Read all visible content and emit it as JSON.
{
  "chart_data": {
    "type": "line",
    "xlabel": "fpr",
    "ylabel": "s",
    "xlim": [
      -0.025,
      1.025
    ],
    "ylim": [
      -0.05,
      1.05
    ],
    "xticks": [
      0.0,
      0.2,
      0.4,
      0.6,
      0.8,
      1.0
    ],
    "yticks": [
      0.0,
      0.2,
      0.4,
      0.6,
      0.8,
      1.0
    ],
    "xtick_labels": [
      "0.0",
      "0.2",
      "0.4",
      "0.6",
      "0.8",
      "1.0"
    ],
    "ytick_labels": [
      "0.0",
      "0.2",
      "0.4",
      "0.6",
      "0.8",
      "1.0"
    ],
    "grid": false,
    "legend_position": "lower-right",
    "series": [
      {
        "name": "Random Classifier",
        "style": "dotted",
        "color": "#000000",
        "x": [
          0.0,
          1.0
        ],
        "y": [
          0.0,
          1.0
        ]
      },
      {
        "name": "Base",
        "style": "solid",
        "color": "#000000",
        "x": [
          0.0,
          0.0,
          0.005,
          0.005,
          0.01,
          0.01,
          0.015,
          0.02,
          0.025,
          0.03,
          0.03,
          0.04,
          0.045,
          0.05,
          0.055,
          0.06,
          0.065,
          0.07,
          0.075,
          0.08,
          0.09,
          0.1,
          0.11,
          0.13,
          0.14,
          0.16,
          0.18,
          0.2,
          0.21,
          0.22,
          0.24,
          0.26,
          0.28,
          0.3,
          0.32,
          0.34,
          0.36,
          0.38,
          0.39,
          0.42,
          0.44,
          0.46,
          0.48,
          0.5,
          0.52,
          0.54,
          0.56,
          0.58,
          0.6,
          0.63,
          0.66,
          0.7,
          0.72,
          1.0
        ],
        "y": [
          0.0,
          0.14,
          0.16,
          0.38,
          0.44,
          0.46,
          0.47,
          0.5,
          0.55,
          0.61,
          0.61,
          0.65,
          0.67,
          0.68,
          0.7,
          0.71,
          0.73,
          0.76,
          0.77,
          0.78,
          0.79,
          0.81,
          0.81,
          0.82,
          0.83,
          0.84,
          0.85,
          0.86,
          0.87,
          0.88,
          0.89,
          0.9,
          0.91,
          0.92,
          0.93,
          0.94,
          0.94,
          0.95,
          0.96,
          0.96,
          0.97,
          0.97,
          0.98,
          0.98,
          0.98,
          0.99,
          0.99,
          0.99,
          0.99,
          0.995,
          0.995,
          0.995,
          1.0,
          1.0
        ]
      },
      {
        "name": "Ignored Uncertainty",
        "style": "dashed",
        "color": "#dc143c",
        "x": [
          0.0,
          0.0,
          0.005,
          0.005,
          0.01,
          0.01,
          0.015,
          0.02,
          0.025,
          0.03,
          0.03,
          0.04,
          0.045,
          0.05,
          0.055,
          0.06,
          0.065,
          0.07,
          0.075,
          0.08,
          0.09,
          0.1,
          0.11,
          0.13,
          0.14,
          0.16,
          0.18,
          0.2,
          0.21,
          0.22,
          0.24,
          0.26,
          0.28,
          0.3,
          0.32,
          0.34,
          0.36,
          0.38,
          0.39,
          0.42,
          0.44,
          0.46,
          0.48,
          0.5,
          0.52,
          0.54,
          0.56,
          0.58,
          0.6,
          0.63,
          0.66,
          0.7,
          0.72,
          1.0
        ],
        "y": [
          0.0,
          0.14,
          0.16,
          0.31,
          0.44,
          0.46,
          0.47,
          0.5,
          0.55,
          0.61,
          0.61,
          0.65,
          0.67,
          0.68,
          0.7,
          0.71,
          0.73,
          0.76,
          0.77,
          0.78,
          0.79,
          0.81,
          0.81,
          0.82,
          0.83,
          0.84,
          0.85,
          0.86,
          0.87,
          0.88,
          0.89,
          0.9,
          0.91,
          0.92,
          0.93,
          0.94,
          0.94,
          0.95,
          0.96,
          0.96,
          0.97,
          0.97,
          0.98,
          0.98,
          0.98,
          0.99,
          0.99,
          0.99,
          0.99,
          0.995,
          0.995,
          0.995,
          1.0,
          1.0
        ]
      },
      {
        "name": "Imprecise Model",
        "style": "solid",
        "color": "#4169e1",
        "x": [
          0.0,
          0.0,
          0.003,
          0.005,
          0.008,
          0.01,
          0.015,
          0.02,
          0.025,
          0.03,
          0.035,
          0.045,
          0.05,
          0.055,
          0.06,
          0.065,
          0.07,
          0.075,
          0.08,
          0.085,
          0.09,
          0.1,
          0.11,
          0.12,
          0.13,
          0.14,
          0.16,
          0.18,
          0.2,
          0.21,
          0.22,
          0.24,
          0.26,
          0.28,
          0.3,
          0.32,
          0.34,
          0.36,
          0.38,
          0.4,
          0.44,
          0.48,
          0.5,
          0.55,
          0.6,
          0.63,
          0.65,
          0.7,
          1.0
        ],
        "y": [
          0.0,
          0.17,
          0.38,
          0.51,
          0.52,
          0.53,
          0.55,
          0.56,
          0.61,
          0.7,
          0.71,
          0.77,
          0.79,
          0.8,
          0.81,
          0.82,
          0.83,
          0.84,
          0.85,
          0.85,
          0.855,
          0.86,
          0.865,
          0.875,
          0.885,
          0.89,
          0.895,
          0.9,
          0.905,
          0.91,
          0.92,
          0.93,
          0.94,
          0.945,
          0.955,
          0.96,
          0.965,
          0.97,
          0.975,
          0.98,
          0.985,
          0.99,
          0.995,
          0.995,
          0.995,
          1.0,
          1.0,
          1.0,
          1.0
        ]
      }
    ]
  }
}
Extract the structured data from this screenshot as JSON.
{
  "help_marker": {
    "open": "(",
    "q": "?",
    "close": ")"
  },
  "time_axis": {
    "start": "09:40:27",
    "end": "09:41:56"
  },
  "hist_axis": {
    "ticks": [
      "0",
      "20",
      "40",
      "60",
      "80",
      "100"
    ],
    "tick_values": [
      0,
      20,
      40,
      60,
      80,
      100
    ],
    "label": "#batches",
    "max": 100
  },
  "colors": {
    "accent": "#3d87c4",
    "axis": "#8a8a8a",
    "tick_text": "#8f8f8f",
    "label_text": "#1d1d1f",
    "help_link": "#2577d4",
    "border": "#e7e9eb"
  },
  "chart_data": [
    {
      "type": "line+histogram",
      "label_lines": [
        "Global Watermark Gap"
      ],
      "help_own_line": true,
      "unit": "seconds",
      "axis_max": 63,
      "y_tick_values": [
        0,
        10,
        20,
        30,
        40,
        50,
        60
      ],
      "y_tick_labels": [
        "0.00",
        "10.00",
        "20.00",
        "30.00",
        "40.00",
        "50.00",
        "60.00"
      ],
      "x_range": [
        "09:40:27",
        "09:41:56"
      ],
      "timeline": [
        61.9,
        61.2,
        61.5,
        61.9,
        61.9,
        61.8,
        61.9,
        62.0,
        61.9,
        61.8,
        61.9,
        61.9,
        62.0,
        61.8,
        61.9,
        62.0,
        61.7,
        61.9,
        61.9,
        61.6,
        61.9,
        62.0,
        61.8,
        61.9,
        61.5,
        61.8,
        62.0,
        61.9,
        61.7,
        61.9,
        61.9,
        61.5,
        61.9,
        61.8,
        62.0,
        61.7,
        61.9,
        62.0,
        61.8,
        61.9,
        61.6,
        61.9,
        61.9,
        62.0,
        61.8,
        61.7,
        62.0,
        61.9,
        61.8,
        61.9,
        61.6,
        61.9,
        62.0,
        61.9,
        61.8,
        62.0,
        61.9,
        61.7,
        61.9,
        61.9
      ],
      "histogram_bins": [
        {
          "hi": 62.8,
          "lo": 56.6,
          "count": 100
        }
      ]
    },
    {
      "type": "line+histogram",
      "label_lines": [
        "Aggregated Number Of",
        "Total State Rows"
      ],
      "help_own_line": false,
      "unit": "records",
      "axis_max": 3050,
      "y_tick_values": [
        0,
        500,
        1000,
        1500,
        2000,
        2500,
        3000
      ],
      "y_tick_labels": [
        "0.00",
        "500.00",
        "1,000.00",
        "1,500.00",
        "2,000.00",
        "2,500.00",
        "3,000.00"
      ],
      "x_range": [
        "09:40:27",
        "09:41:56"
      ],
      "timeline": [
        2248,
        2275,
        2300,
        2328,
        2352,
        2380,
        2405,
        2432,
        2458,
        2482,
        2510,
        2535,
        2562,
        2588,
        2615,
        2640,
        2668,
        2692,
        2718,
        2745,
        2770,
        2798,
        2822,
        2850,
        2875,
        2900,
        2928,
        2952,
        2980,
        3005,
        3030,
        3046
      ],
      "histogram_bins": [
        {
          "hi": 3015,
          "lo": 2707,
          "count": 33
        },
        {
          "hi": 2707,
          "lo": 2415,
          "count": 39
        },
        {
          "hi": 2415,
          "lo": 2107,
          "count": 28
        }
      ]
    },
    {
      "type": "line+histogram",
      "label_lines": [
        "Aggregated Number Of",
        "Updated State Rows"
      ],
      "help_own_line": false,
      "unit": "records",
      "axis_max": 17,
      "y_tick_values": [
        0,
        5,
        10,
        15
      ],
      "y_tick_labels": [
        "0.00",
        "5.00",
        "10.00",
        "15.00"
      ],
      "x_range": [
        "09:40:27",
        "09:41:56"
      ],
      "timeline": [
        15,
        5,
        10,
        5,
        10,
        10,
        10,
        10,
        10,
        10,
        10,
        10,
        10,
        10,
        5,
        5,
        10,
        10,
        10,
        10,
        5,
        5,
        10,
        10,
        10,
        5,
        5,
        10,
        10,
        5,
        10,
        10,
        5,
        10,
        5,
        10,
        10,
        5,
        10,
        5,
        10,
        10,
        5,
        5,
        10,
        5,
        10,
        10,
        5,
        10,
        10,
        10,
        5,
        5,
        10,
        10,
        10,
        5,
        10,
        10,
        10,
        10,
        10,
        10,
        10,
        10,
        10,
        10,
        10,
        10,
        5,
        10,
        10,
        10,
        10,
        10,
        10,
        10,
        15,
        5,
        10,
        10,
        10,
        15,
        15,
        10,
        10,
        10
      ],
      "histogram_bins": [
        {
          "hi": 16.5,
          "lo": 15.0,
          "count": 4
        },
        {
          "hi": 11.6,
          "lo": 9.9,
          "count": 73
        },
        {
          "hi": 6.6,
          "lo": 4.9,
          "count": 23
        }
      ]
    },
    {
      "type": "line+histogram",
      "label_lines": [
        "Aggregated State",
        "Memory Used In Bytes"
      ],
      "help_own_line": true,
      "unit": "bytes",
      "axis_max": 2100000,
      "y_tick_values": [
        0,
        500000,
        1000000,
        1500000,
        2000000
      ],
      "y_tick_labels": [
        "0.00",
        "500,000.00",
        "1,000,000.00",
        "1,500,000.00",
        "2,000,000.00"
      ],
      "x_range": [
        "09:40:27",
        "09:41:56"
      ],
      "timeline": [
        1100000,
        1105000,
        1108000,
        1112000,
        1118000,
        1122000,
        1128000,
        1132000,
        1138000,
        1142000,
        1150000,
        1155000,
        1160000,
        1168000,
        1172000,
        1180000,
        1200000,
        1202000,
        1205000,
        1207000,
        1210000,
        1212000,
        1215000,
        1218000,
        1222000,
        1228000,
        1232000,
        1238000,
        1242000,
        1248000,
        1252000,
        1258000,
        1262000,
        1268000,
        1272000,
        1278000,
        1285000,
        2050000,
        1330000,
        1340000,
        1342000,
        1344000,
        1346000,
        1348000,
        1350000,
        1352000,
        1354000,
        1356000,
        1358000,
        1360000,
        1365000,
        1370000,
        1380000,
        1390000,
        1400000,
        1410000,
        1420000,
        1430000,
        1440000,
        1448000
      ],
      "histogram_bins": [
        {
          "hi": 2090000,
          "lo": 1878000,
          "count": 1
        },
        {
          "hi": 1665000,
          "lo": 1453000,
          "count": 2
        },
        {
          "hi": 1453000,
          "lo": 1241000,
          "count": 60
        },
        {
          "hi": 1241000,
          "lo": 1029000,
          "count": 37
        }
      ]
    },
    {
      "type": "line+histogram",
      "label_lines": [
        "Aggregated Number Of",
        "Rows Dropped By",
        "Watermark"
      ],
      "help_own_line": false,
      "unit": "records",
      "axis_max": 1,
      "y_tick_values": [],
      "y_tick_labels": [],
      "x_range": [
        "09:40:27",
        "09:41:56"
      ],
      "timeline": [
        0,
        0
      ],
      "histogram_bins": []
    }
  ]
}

§ TASK INSTRUCTIONS
In the records above, locate every line with the string "JSON" and copy it.

§ SOLUTION
Read all visible content and emit it as JSON.
Extract the structured data from this screenshot as JSON.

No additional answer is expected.